**Records for this exercise**
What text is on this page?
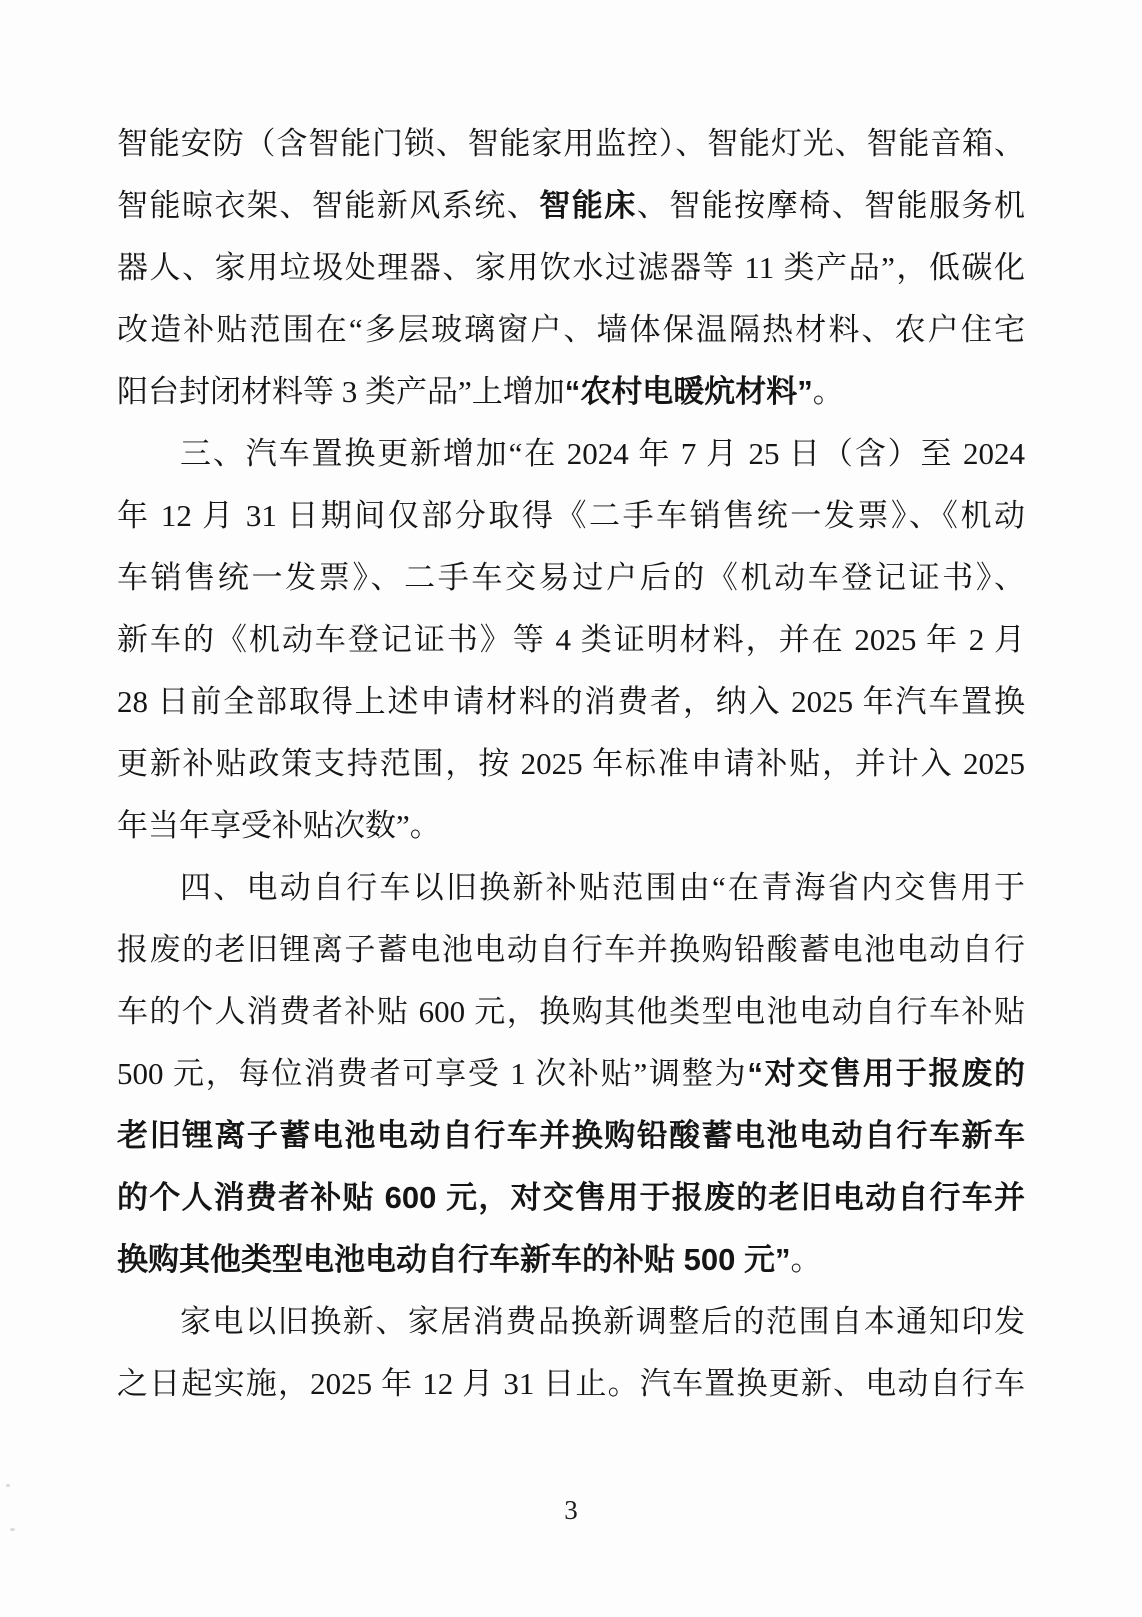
智能安防（含智能门锁、智能家用监控）、智能灯光、智能音箱、
智能晾衣架、智能新风系统、智能床、智能按摩椅、智能服务机
器人、家用垃圾处理器、家用饮水过滤器等 11 类产品”，低碳化
改造补贴范围在“多层玻璃窗户、墙体保温隔热材料、农户住宅
阳台封闭材料等 3 类产品”上增加“农村电暖炕材料”。
三、汽车置换更新增加“在 2024 年 7 月 25 日（含）至 2024
年 12 月 31 日期间仅部分取得《二手车销售统一发票》、《机动
车销售统一发票》、二手车交易过户后的《机动车登记证书》、
新车的《机动车登记证书》等 4 类证明材料，并在 2025 年 2 月
28 日前全部取得上述申请材料的消费者，纳入 2025 年汽车置换
更新补贴政策支持范围，按 2025 年标准申请补贴，并计入 2025
年当年享受补贴次数”。
四、电动自行车以旧换新补贴范围由“在青海省内交售用于
报废的老旧锂离子蓄电池电动自行车并换购铅酸蓄电池电动自行
车的个人消费者补贴 600 元，换购其他类型电池电动自行车补贴
500 元，每位消费者可享受 1 次补贴”调整为“对交售用于报废的
老旧锂离子蓄电池电动自行车并换购铅酸蓄电池电动自行车新车
的个人消费者补贴 600 元，对交售用于报废的老旧电动自行车并
换购其他类型电池电动自行车新车的补贴 500 元”。
家电以旧换新、家居消费品换新调整后的范围自本通知印发
之日起实施，2025 年 12 月 31 日止。汽车置换更新、电动自行车
3
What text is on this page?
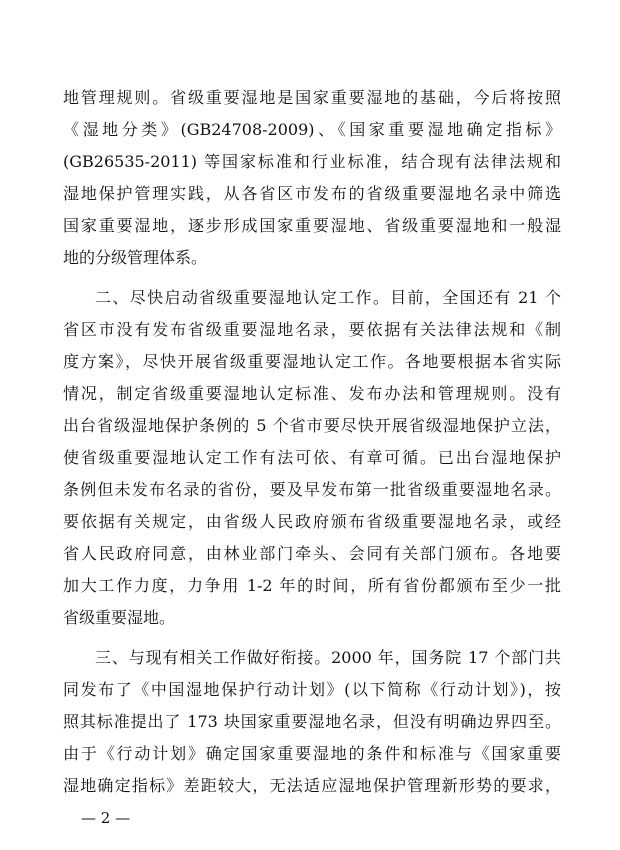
地管理规则。省级重要湿地是国家重要湿地的基础，今后将按照
《湿地分类》(GB24708-2009)、《国家重要湿地确定指标》
(GB26535-2011) 等国家标准和行业标准，结合现有法律法规和
湿地保护管理实践，从各省区市发布的省级重要湿地名录中筛选
国家重要湿地，逐步形成国家重要湿地、省级重要湿地和一般湿
地的分级管理体系。
二、尽快启动省级重要湿地认定工作。目前，全国还有 21 个
省区市没有发布省级重要湿地名录，要依据有关法律法规和《制
度方案》，尽快开展省级重要湿地认定工作。各地要根据本省实际
情况，制定省级重要湿地认定标准、发布办法和管理规则。没有
出台省级湿地保护条例的 5 个省市要尽快开展省级湿地保护立法，
使省级重要湿地认定工作有法可依、有章可循。已出台湿地保护
条例但未发布名录的省份，要及早发布第一批省级重要湿地名录。
要依据有关规定，由省级人民政府颁布省级重要湿地名录，或经
省人民政府同意，由林业部门牵头、会同有关部门颁布。各地要
加大工作力度，力争用 1-2 年的时间，所有省份都颁布至少一批
省级重要湿地。
三、与现有相关工作做好衔接。2000 年，国务院 17 个部门共
同发布了《中国湿地保护行动计划》(以下简称《行动计划》)，按
照其标准提出了 173 块国家重要湿地名录，但没有明确边界四至。
由于《行动计划》确定国家重要湿地的条件和标准与《国家重要
湿地确定指标》差距较大，无法适应湿地保护管理新形势的要求，
— 2 —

**Work to complete**
Write the entries above out again exactly, but not the pictures.

**Result below**
What text is on this page?
智能安防（含智能门锁、智能家用监控）、智能灯光、智能音箱、
智能晾衣架、智能新风系统、智能床、智能按摩椅、智能服务机
器人、家用垃圾处理器、家用饮水过滤器等 11 类产品”，低碳化
改造补贴范围在“多层玻璃窗户、墙体保温隔热材料、农户住宅
阳台封闭材料等 3 类产品”上增加“农村电暖炕材料”。
三、汽车置换更新增加“在 2024 年 7 月 25 日（含）至 2024
年 12 月 31 日期间仅部分取得《二手车销售统一发票》、《机动
车销售统一发票》、二手车交易过户后的《机动车登记证书》、
新车的《机动车登记证书》等 4 类证明材料，并在 2025 年 2 月
28 日前全部取得上述申请材料的消费者，纳入 2025 年汽车置换
更新补贴政策支持范围，按 2025 年标准申请补贴，并计入 2025
年当年享受补贴次数”。
四、电动自行车以旧换新补贴范围由“在青海省内交售用于
报废的老旧锂离子蓄电池电动自行车并换购铅酸蓄电池电动自行
车的个人消费者补贴 600 元，换购其他类型电池电动自行车补贴
500 元，每位消费者可享受 1 次补贴”调整为“对交售用于报废的
老旧锂离子蓄电池电动自行车并换购铅酸蓄电池电动自行车新车
的个人消费者补贴 600 元，对交售用于报废的老旧电动自行车并
换购其他类型电池电动自行车新车的补贴 500 元”。
家电以旧换新、家居消费品换新调整后的范围自本通知印发
之日起实施，2025 年 12 月 31 日止。汽车置换更新、电动自行车
3
What text is on this page?
地管理规则。省级重要湿地是国家重要湿地的基础，今后将按照
《湿地分类》(GB24708-2009)、《国家重要湿地确定指标》
(GB26535-2011) 等国家标准和行业标准，结合现有法律法规和
湿地保护管理实践，从各省区市发布的省级重要湿地名录中筛选
国家重要湿地，逐步形成国家重要湿地、省级重要湿地和一般湿
地的分级管理体系。
二、尽快启动省级重要湿地认定工作。目前，全国还有 21 个
省区市没有发布省级重要湿地名录，要依据有关法律法规和《制
度方案》，尽快开展省级重要湿地认定工作。各地要根据本省实际
情况，制定省级重要湿地认定标准、发布办法和管理规则。没有
出台省级湿地保护条例的 5 个省市要尽快开展省级湿地保护立法，
使省级重要湿地认定工作有法可依、有章可循。已出台湿地保护
条例但未发布名录的省份，要及早发布第一批省级重要湿地名录。
要依据有关规定，由省级人民政府颁布省级重要湿地名录，或经
省人民政府同意，由林业部门牵头、会同有关部门颁布。各地要
加大工作力度，力争用 1-2 年的时间，所有省份都颁布至少一批
省级重要湿地。
三、与现有相关工作做好衔接。2000 年，国务院 17 个部门共
同发布了《中国湿地保护行动计划》(以下简称《行动计划》)，按
照其标准提出了 173 块国家重要湿地名录，但没有明确边界四至。
由于《行动计划》确定国家重要湿地的条件和标准与《国家重要
湿地确定指标》差距较大，无法适应湿地保护管理新形势的要求，
— 2 —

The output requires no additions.